>> BEGIN Listed records

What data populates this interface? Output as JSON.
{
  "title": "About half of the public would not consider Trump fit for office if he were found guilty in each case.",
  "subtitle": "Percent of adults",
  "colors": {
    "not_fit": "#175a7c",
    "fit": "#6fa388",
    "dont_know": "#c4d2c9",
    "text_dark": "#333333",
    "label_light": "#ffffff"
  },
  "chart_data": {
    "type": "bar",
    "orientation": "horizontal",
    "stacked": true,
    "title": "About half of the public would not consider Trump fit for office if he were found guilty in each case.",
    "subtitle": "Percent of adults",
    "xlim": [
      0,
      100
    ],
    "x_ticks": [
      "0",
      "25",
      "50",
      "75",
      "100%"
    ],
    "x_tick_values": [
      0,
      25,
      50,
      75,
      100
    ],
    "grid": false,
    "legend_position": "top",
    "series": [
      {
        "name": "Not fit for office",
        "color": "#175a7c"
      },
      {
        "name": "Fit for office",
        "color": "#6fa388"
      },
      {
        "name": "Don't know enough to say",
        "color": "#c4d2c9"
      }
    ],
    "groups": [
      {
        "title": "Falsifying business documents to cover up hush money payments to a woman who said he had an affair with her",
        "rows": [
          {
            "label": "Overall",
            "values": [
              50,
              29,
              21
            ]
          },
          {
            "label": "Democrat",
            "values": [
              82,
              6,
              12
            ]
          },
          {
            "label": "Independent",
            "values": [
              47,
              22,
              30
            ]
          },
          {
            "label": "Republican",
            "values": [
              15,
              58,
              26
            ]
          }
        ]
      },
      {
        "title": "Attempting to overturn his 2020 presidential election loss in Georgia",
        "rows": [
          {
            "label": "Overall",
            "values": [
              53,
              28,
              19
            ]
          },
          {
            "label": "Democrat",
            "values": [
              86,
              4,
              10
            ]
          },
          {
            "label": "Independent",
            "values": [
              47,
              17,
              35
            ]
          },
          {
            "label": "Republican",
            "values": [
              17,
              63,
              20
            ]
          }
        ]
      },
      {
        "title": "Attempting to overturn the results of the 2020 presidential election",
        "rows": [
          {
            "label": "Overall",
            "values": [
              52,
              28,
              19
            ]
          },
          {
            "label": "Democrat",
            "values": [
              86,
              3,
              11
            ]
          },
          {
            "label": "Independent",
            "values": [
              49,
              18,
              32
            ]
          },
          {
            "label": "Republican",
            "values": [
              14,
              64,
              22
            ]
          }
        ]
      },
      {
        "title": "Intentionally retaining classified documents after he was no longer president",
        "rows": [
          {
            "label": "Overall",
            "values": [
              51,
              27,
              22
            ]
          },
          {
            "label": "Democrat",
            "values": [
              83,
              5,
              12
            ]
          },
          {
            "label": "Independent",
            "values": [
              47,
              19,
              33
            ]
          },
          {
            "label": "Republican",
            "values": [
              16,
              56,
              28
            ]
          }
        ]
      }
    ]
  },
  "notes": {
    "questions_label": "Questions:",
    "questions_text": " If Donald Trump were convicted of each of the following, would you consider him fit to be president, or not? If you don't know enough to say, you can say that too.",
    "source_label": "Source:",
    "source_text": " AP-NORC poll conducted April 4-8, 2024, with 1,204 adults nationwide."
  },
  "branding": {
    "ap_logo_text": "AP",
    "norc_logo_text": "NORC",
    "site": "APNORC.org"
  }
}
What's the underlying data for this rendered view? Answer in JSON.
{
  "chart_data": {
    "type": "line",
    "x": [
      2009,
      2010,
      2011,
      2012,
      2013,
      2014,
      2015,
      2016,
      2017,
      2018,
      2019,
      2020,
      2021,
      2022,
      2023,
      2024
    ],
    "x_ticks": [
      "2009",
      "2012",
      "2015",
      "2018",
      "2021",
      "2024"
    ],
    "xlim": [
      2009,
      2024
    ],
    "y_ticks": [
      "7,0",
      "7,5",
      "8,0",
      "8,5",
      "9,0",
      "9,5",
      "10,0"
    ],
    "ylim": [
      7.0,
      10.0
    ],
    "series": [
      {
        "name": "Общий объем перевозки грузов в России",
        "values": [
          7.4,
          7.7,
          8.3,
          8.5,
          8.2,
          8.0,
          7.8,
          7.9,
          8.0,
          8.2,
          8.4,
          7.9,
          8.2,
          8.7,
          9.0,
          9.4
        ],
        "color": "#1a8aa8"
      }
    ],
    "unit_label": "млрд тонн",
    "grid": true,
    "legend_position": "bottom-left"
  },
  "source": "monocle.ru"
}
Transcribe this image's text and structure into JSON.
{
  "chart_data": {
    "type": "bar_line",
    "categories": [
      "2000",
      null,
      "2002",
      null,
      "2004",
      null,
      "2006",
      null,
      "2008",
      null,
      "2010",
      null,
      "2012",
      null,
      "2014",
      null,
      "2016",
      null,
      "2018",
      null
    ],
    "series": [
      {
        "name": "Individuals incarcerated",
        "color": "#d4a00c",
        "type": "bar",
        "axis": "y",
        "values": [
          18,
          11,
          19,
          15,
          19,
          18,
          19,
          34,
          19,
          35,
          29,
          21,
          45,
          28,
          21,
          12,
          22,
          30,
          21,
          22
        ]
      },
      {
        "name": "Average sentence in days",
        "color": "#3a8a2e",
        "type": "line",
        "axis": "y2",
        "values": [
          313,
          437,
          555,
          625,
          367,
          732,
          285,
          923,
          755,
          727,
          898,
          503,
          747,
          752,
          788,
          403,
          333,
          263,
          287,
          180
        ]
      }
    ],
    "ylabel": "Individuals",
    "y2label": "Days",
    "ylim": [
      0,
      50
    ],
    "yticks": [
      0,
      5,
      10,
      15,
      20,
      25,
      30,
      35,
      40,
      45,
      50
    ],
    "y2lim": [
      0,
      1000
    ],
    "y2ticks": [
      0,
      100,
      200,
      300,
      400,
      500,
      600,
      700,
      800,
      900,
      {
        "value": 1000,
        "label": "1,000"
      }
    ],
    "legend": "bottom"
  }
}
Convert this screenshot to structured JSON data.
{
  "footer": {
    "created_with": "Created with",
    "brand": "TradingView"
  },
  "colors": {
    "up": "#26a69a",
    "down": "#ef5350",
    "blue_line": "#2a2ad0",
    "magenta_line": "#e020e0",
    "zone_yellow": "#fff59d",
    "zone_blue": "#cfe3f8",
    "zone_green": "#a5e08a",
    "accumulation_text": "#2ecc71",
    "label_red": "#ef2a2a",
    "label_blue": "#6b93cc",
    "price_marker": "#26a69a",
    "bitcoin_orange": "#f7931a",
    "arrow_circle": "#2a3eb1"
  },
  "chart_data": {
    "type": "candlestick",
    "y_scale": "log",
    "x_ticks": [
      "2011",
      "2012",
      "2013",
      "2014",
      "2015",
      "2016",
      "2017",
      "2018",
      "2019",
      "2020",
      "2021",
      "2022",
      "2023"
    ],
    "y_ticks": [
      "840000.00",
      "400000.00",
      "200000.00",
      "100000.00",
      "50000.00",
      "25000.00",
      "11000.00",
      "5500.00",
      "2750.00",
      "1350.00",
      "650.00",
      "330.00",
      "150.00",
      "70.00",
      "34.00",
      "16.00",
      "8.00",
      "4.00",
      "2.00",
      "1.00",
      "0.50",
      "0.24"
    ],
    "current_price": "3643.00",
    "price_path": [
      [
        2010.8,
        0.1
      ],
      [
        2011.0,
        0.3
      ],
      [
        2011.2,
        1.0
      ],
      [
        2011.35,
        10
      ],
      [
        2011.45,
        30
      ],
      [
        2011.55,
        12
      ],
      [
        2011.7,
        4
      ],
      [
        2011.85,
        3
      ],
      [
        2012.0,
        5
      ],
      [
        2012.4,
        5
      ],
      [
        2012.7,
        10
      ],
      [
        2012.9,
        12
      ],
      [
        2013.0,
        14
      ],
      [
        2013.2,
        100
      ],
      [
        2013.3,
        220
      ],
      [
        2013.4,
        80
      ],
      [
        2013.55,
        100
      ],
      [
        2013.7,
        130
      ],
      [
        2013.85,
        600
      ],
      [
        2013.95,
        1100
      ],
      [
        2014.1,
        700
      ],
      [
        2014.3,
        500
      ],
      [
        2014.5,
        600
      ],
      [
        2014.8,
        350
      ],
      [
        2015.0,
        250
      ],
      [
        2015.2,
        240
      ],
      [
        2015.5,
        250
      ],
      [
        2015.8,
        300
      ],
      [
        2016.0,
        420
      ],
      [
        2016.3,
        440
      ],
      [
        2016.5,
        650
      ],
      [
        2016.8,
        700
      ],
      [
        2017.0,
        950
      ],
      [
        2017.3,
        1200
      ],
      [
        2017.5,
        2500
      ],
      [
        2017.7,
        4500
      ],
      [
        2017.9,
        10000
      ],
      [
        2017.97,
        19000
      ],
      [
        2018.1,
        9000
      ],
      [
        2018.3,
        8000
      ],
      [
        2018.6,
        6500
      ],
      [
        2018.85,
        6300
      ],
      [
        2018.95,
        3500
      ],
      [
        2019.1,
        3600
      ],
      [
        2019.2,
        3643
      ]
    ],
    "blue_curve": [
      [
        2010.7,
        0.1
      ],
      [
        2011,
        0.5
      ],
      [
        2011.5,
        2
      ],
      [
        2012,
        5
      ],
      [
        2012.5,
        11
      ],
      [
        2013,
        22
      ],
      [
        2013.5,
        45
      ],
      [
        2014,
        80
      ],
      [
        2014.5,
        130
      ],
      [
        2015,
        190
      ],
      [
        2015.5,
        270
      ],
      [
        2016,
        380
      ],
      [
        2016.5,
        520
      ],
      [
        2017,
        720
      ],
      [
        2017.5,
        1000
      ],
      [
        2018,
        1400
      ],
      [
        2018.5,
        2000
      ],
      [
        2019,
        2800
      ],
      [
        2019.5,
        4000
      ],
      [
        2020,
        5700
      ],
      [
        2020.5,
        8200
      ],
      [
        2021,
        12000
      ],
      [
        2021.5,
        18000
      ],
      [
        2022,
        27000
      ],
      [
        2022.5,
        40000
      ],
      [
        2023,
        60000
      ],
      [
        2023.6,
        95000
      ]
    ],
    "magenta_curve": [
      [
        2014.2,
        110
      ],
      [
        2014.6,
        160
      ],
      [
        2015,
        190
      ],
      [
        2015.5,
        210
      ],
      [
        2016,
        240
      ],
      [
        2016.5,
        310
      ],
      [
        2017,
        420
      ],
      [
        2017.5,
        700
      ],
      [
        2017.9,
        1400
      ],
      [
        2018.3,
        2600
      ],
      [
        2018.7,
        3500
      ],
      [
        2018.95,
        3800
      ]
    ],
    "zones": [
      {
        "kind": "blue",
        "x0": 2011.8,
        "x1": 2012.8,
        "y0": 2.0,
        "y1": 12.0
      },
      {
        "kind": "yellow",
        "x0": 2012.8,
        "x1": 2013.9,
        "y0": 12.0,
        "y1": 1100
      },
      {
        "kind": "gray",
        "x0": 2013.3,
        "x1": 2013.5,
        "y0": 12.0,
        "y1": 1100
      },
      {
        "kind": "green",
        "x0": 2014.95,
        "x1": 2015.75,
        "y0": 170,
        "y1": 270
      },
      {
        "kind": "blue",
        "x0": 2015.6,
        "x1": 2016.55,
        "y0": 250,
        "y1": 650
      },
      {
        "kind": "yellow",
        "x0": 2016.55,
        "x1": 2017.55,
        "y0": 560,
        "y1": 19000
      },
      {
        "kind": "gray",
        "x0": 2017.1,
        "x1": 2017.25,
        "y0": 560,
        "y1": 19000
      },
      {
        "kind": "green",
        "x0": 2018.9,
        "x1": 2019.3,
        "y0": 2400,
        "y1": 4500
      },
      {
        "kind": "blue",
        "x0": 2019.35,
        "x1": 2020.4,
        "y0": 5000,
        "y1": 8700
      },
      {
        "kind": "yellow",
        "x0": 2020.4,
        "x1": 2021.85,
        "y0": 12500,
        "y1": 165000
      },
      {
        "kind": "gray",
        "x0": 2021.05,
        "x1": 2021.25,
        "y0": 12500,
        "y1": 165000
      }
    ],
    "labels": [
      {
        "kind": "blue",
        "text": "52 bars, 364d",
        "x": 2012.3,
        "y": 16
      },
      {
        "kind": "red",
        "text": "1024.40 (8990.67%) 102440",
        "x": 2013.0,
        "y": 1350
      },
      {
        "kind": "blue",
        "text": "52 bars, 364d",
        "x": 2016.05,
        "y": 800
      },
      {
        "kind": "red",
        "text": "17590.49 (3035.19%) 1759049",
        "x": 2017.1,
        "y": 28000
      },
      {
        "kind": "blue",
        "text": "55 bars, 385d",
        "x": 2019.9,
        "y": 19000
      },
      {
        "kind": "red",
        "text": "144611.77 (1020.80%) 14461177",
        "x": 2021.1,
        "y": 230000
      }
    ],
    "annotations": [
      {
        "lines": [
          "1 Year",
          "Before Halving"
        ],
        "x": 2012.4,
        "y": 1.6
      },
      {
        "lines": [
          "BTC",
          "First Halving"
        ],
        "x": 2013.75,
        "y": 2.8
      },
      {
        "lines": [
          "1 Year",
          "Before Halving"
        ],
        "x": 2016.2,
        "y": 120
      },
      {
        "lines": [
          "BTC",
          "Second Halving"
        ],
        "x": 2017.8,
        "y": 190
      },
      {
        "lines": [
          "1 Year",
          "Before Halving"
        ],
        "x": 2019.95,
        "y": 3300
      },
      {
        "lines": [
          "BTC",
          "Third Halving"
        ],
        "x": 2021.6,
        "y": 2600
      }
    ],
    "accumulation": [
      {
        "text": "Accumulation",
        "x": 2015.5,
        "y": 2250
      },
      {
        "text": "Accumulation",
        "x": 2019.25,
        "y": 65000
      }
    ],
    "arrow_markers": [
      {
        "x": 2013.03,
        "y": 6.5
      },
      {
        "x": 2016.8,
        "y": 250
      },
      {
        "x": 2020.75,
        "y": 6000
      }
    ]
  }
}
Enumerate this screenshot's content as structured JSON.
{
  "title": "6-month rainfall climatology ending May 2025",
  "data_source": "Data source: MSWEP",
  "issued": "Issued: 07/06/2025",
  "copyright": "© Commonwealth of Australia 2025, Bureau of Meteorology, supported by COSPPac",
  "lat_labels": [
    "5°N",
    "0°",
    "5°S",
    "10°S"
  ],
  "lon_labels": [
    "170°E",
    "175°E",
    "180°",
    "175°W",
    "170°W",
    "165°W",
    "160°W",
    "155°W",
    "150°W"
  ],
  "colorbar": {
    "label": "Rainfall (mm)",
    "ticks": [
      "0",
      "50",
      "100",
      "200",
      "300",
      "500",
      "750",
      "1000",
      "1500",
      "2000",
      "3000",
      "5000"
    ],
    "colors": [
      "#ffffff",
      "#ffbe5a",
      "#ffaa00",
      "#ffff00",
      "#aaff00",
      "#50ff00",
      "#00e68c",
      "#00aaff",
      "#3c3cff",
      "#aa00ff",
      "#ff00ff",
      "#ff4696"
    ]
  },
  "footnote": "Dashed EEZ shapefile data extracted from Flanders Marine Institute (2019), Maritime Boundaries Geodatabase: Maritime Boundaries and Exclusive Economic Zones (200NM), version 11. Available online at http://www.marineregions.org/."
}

>> END Listed records

§ **What to work on**: Identify the lines above that contain the word "Individuals", then copy them.

§ **Reply to the exercise**:
        "name": "Individuals incarcerated",
    "ylabel": "Individuals",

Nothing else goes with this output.